**AIM**.
Compile every line that includes the word "fidei".

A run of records
....
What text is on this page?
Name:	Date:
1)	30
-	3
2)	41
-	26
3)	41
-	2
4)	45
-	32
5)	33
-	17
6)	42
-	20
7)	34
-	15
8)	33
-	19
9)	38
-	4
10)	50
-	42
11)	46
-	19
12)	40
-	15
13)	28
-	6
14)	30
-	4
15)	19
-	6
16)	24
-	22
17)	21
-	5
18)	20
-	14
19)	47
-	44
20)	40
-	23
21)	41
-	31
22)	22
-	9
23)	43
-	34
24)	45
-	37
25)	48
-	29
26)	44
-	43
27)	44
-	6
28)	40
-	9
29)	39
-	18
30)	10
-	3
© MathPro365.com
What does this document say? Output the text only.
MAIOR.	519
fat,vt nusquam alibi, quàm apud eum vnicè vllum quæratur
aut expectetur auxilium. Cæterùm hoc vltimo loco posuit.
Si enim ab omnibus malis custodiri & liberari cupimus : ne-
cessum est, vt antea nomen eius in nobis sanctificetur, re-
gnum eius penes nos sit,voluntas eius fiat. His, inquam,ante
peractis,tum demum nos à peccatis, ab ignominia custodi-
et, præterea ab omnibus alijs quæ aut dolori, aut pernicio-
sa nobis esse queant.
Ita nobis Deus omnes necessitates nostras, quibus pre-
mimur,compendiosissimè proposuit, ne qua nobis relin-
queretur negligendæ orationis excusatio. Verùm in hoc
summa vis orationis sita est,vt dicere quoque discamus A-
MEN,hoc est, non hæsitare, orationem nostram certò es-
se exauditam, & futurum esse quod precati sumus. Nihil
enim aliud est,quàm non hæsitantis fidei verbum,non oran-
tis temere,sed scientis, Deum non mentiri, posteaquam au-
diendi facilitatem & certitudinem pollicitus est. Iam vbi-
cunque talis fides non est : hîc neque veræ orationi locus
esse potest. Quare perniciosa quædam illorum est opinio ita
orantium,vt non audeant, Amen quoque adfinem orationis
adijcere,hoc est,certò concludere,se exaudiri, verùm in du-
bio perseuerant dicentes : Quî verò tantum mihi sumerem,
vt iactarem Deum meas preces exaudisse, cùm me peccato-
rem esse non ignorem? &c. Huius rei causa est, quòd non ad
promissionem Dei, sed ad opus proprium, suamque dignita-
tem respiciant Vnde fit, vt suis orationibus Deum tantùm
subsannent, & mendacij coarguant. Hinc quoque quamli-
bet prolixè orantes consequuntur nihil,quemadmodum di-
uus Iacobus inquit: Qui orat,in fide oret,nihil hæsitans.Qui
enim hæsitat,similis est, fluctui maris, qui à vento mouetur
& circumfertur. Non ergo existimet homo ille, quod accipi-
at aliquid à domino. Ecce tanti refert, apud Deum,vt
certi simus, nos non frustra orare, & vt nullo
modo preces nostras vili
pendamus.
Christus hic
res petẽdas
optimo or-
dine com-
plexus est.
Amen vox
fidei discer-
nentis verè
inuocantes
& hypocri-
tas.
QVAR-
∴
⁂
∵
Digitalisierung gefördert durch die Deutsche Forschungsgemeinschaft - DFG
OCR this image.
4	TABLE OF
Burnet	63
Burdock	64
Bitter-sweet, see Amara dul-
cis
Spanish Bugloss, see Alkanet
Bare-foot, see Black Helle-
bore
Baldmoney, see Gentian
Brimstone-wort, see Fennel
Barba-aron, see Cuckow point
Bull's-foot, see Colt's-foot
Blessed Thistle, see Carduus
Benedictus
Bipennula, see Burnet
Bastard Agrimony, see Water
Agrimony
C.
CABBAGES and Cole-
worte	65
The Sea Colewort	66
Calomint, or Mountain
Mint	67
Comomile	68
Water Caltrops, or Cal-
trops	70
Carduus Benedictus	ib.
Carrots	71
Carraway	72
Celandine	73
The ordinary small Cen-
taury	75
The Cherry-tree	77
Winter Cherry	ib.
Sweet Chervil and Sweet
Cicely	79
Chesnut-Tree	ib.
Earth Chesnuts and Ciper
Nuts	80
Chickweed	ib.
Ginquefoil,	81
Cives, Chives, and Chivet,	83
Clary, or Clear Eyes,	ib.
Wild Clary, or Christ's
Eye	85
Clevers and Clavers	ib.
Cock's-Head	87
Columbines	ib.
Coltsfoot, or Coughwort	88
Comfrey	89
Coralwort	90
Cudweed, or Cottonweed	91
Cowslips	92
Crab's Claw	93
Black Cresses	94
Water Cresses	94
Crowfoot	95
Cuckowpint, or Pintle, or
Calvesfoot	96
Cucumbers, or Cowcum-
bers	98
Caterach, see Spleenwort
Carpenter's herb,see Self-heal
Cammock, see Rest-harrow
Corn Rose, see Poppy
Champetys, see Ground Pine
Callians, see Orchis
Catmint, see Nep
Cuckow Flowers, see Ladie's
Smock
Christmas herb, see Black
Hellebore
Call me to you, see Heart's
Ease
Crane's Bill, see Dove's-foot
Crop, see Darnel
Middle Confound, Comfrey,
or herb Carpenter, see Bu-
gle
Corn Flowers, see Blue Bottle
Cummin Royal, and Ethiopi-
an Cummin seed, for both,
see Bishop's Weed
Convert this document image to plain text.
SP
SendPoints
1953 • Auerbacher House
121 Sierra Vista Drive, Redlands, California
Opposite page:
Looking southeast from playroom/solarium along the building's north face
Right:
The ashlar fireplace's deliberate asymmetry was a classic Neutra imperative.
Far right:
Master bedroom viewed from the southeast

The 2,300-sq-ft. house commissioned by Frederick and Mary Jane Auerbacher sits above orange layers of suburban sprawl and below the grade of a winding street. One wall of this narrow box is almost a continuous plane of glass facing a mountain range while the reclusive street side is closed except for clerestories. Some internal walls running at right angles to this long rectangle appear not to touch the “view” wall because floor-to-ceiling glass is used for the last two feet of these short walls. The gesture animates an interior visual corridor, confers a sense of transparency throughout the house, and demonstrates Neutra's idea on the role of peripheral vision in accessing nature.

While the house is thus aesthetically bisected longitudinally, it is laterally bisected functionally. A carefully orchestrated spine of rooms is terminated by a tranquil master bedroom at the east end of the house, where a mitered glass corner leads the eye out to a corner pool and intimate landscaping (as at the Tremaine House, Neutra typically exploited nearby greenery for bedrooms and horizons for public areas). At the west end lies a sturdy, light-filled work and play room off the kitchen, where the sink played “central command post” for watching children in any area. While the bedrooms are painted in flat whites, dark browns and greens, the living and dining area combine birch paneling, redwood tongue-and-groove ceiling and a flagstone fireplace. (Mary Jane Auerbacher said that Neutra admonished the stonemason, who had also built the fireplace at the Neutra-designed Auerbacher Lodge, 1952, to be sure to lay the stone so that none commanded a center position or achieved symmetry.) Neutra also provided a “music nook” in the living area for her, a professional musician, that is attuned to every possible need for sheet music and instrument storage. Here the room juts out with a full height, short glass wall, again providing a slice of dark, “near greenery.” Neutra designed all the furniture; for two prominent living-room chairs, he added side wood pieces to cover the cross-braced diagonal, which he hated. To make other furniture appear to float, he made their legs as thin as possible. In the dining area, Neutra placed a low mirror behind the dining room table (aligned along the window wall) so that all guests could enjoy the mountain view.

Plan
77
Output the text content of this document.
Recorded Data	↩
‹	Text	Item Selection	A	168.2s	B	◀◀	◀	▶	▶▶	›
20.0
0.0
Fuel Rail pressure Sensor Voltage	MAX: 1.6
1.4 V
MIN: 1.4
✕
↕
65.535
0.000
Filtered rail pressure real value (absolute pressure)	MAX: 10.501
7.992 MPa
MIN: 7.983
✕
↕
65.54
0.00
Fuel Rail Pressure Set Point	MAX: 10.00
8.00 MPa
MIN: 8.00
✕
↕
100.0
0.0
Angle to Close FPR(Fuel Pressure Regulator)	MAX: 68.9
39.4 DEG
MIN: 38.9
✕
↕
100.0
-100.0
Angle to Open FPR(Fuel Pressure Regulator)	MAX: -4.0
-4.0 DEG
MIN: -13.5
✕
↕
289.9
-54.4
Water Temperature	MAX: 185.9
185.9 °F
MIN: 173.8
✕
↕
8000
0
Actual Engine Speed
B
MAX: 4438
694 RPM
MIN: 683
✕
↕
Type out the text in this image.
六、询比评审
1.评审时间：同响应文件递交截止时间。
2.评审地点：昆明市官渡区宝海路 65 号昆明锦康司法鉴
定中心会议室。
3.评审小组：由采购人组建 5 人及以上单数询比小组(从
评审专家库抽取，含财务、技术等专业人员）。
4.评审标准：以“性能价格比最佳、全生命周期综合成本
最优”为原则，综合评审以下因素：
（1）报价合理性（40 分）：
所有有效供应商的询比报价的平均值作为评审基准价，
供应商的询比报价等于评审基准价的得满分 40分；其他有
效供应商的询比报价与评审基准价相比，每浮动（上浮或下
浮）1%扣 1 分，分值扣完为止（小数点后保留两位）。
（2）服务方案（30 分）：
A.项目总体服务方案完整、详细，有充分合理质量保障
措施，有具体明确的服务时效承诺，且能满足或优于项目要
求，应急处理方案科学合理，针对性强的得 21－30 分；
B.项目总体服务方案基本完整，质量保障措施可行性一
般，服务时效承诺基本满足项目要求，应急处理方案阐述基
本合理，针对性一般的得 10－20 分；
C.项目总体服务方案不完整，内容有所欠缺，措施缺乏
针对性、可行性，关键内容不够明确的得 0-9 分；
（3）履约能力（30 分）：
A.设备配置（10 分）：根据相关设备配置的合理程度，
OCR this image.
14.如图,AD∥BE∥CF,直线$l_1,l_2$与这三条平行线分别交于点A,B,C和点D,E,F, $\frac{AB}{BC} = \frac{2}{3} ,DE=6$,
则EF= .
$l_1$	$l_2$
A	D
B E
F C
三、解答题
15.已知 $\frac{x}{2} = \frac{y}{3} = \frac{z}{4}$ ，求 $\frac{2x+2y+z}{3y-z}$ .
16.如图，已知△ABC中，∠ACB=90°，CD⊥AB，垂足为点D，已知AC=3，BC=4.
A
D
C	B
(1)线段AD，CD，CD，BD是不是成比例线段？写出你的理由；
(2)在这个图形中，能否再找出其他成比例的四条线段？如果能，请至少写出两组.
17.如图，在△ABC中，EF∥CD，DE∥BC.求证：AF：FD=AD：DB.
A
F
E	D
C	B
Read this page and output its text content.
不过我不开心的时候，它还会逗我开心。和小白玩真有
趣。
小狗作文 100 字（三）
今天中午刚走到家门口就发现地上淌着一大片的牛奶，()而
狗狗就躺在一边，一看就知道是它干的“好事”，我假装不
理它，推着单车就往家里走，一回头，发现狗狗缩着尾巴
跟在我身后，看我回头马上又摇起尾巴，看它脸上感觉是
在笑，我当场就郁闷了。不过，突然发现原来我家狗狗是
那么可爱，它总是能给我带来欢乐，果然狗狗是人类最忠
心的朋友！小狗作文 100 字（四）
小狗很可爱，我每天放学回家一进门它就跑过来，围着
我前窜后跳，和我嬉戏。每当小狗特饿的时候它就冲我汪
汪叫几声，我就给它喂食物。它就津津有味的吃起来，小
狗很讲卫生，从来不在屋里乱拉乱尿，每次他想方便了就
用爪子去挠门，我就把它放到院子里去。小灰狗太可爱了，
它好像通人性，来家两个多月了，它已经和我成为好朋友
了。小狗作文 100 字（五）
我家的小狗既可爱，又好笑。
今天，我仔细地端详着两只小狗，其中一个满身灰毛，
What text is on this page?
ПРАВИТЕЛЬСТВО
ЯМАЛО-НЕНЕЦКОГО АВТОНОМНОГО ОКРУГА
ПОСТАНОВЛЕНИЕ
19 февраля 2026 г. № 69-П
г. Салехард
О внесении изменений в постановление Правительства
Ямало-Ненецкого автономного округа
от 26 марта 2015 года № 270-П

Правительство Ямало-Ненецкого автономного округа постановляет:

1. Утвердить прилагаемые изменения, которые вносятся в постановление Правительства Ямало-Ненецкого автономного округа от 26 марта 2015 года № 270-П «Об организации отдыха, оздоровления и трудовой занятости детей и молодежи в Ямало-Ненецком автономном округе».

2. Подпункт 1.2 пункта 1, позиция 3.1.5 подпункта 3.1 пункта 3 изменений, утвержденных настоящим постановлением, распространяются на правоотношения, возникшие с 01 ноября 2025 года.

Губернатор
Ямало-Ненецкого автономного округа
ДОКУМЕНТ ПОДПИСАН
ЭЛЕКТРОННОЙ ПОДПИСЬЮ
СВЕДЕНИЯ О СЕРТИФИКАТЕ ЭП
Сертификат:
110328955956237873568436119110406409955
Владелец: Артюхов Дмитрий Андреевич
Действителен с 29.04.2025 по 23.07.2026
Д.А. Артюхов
....
**OUTPUT FOR THIS EXERCISE**.
enim aliud est,quàm non hæsitantis fidei verbum,non oran-
fidei discer-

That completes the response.